> **Task brief**
Go through the listing and copy each line with the string "Secondary".
Begin
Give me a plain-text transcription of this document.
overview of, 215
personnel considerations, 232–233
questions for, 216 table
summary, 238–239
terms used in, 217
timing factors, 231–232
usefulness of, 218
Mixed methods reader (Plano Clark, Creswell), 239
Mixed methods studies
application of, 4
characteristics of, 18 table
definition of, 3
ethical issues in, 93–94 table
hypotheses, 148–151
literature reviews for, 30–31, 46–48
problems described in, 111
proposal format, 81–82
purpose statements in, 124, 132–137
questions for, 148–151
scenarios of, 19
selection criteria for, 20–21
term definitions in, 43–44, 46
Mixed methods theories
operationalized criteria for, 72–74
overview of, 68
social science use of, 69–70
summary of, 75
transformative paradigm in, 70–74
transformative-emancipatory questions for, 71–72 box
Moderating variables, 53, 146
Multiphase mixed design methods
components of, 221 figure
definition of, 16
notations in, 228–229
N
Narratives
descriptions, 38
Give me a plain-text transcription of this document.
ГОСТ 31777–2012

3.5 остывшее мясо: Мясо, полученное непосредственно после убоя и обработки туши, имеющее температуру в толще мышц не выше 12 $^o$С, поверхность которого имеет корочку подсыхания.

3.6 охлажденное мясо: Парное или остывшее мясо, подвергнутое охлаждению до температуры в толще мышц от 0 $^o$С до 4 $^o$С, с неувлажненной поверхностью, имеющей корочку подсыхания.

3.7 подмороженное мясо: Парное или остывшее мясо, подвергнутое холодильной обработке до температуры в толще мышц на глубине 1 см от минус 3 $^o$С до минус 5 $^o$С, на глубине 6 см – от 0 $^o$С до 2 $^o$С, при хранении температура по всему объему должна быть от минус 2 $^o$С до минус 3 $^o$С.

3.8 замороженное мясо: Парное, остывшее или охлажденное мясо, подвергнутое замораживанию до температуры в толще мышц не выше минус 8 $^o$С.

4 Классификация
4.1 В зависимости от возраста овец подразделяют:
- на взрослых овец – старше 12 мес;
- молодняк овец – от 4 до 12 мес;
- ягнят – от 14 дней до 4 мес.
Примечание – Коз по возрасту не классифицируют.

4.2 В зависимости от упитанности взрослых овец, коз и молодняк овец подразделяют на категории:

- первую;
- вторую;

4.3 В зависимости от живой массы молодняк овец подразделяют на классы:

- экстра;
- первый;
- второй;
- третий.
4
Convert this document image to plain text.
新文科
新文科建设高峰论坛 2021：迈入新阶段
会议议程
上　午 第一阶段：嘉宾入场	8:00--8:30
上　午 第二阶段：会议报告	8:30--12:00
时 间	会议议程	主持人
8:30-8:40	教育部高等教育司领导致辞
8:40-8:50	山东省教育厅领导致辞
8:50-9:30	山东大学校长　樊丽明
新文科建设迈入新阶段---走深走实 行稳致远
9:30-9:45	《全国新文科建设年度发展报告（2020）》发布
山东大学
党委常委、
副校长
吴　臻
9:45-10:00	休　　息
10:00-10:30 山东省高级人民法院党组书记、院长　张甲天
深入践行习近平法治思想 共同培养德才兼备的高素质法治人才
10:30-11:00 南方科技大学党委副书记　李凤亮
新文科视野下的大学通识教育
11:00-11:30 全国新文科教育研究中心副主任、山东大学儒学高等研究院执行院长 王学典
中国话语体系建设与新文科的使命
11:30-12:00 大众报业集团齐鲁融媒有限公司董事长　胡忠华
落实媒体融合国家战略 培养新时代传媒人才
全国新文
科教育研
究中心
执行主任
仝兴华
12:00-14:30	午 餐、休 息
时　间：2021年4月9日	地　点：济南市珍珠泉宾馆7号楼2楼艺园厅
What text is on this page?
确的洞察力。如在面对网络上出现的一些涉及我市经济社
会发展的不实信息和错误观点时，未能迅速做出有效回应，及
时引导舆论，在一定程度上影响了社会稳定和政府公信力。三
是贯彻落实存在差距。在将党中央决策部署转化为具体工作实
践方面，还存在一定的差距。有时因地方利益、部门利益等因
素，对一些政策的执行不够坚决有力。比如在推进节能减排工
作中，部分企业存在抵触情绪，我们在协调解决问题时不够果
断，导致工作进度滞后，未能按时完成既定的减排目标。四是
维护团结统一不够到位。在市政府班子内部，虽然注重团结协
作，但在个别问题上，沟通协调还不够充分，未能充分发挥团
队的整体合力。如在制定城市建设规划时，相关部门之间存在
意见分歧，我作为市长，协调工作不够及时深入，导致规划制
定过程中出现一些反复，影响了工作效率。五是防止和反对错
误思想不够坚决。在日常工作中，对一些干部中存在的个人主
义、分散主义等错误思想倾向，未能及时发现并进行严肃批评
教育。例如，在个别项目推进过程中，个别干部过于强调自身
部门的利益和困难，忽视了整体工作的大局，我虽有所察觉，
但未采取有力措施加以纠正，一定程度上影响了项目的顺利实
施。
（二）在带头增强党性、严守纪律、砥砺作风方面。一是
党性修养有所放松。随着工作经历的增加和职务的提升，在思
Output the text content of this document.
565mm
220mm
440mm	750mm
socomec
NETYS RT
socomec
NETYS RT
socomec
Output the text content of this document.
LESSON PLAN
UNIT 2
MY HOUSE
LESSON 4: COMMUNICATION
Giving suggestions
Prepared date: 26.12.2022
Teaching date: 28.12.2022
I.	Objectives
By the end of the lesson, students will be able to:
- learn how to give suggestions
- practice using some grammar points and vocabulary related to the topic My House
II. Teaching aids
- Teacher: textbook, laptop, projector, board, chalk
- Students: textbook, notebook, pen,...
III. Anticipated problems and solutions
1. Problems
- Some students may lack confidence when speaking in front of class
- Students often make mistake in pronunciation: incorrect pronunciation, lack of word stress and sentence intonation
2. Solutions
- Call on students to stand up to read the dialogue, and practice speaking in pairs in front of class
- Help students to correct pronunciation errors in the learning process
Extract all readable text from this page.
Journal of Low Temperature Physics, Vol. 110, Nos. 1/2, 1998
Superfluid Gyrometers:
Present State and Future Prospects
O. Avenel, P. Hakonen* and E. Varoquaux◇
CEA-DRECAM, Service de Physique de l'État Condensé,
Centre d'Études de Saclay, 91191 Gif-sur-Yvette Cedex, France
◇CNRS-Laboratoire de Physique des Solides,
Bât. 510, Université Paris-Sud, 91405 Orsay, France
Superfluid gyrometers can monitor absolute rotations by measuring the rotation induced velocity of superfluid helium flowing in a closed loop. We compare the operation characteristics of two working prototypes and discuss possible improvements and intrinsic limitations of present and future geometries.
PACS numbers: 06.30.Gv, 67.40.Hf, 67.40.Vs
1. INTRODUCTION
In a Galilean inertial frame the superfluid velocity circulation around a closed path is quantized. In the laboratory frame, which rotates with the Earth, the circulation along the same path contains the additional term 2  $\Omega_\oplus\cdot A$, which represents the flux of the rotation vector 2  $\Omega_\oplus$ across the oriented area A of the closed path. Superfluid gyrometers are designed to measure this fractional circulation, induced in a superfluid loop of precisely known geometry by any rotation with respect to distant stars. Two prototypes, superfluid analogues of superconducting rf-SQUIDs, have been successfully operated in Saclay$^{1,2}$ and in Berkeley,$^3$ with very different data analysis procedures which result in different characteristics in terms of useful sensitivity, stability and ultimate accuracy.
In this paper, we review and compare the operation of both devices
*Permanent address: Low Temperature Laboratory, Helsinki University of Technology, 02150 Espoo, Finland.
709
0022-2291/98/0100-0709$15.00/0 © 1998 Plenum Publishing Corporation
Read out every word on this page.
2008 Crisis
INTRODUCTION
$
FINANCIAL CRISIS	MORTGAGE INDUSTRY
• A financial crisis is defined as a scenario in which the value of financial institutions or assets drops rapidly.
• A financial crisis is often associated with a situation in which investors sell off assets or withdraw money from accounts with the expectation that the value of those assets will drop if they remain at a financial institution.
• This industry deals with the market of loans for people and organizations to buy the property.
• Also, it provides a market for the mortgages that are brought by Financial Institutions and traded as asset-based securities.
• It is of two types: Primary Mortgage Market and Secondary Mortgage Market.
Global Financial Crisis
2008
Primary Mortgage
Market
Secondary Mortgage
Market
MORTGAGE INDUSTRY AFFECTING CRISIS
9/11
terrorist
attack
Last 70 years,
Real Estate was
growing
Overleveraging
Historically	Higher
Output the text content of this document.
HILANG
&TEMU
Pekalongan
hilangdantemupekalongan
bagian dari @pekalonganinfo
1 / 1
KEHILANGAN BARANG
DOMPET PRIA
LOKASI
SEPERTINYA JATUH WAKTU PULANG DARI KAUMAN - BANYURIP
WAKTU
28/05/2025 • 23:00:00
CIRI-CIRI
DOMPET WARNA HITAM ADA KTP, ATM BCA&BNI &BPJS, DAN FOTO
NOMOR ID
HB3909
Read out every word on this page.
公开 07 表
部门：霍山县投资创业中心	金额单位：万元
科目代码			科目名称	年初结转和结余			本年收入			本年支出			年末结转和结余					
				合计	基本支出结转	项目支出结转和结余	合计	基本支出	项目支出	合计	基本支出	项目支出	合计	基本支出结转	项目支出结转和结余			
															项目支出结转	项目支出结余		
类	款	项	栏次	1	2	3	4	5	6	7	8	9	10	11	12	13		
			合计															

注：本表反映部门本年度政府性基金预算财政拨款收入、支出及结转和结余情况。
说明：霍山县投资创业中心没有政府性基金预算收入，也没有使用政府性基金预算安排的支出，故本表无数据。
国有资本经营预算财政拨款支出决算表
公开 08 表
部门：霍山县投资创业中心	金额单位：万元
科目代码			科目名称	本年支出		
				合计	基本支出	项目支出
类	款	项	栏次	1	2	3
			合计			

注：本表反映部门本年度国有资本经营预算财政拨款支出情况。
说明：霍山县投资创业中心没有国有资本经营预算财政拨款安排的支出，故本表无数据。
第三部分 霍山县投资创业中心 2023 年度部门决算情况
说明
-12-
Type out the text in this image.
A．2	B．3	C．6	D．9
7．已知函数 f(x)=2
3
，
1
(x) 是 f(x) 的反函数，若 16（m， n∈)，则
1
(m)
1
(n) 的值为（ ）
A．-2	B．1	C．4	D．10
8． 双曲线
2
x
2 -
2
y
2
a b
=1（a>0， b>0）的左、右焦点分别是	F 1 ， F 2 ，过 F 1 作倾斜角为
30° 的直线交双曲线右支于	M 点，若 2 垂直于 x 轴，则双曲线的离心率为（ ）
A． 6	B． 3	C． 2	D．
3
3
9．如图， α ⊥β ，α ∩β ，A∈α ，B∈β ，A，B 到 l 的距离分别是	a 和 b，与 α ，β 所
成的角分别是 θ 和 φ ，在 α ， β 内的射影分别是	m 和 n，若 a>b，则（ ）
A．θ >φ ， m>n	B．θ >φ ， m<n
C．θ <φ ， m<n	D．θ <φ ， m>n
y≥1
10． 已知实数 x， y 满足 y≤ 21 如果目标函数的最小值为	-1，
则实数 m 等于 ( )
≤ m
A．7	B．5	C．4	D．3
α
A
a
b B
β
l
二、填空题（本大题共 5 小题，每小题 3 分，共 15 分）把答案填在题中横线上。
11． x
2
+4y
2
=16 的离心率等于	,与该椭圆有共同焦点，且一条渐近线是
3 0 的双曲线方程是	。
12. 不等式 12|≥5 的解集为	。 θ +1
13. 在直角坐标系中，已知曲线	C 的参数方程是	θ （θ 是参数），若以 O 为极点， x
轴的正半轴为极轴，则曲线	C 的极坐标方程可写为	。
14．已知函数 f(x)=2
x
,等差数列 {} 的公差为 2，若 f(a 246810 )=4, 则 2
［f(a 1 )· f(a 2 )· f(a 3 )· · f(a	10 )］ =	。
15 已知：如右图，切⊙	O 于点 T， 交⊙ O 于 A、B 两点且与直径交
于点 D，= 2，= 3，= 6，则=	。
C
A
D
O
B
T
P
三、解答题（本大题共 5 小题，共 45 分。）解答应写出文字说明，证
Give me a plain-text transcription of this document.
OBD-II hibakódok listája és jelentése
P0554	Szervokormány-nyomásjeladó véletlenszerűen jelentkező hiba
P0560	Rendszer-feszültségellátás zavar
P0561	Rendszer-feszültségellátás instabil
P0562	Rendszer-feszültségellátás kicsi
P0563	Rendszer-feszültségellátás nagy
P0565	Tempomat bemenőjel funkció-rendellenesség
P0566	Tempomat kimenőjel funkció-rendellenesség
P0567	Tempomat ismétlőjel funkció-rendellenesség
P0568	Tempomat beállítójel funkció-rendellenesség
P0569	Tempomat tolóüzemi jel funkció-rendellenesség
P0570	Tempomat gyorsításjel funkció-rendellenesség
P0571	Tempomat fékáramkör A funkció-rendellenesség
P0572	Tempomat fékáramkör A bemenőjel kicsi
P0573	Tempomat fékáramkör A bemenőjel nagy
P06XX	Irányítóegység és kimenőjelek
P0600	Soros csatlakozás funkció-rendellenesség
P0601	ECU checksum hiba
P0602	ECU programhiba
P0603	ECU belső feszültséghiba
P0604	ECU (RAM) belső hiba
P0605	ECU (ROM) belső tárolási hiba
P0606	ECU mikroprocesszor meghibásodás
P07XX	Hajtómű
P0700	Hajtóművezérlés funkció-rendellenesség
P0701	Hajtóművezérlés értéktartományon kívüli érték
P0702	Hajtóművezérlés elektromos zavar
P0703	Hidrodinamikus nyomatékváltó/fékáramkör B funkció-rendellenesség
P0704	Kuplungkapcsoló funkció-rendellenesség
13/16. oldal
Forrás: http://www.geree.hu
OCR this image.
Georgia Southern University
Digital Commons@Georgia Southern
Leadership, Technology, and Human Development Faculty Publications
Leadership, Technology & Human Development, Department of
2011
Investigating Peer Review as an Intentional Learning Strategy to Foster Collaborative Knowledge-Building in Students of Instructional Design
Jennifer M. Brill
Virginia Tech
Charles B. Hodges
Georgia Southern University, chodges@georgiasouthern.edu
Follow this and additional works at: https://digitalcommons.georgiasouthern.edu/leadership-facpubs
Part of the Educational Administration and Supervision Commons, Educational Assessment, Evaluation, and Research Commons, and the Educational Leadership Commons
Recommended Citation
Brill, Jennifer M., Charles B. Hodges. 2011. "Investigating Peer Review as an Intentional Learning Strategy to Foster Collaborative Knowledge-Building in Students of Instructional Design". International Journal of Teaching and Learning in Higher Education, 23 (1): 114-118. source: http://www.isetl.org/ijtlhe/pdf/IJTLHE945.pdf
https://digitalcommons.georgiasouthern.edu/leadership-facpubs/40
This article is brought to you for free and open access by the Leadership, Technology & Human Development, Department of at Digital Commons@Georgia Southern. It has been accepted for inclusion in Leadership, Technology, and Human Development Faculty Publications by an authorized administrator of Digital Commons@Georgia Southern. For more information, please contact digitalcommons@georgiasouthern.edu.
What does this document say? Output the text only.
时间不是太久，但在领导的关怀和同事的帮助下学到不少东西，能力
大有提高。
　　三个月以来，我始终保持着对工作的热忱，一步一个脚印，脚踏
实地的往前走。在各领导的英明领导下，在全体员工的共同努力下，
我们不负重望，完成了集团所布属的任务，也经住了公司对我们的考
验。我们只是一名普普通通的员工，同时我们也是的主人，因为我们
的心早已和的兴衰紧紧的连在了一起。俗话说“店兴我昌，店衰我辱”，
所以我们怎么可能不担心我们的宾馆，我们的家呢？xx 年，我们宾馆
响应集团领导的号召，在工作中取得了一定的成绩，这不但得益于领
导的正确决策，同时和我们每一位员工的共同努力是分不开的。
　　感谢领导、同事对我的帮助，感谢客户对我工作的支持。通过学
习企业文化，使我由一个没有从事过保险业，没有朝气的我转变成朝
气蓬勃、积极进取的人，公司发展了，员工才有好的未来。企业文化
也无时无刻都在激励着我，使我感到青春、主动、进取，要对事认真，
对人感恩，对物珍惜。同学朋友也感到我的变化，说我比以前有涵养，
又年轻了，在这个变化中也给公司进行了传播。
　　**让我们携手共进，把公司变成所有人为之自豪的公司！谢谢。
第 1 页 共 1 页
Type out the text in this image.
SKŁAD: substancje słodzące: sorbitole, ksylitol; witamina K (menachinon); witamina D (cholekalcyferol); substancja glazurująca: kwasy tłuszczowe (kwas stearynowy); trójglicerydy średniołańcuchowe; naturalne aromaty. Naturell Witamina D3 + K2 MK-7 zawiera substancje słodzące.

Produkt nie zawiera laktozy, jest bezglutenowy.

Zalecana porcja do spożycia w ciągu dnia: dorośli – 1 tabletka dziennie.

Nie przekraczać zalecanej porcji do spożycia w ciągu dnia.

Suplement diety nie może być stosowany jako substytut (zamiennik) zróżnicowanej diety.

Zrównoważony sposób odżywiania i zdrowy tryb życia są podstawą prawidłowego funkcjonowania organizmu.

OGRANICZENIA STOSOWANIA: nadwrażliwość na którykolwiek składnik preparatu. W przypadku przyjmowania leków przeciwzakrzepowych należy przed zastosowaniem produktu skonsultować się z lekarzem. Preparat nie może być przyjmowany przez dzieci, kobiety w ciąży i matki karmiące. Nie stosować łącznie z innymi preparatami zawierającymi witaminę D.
End
> **Correct answer**
• It is of two types: Primary Mortgage Market and Secondary Mortgage Market.
Secondary Mortgage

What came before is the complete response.